WRITTEN INSTRUCTION » Wherever a line holds the word "reach", copy that line out.

SUPPLIED DATA »
□ □ □ □
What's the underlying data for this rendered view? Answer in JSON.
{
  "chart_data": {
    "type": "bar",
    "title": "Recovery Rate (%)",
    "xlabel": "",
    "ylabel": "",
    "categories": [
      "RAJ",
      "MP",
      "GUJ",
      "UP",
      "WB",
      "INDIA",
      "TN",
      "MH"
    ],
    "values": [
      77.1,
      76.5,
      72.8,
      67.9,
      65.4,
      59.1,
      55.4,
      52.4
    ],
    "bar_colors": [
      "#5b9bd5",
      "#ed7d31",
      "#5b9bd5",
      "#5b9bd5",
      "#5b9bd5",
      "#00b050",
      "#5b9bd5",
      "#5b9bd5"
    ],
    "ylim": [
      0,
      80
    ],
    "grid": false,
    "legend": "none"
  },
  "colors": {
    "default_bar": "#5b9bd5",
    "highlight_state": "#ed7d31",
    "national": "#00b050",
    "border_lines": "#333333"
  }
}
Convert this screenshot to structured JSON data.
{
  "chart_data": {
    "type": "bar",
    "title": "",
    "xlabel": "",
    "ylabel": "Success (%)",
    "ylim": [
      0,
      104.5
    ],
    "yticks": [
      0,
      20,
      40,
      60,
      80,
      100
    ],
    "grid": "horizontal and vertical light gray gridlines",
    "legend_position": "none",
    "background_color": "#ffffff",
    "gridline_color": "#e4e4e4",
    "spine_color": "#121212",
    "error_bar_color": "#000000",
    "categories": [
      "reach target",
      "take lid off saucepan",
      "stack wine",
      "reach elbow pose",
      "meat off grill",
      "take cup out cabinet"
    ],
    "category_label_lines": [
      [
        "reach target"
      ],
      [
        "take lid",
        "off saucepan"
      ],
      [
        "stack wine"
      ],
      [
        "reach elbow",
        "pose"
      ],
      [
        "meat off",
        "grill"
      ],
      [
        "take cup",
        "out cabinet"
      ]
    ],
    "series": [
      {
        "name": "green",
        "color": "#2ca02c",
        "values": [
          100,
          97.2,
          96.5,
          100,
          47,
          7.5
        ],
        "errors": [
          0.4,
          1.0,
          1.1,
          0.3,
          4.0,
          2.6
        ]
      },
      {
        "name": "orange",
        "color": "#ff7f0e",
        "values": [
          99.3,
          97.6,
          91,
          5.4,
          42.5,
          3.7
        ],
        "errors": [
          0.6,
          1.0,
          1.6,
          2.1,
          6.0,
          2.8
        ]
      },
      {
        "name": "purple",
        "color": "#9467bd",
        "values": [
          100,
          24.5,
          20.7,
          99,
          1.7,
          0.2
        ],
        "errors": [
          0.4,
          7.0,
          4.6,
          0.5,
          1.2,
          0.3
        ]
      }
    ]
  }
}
□ □ □ □
PROBLEM SOLUTION »
      "reach target",
      "reach elbow pose",
        "reach target"
        "reach elbow",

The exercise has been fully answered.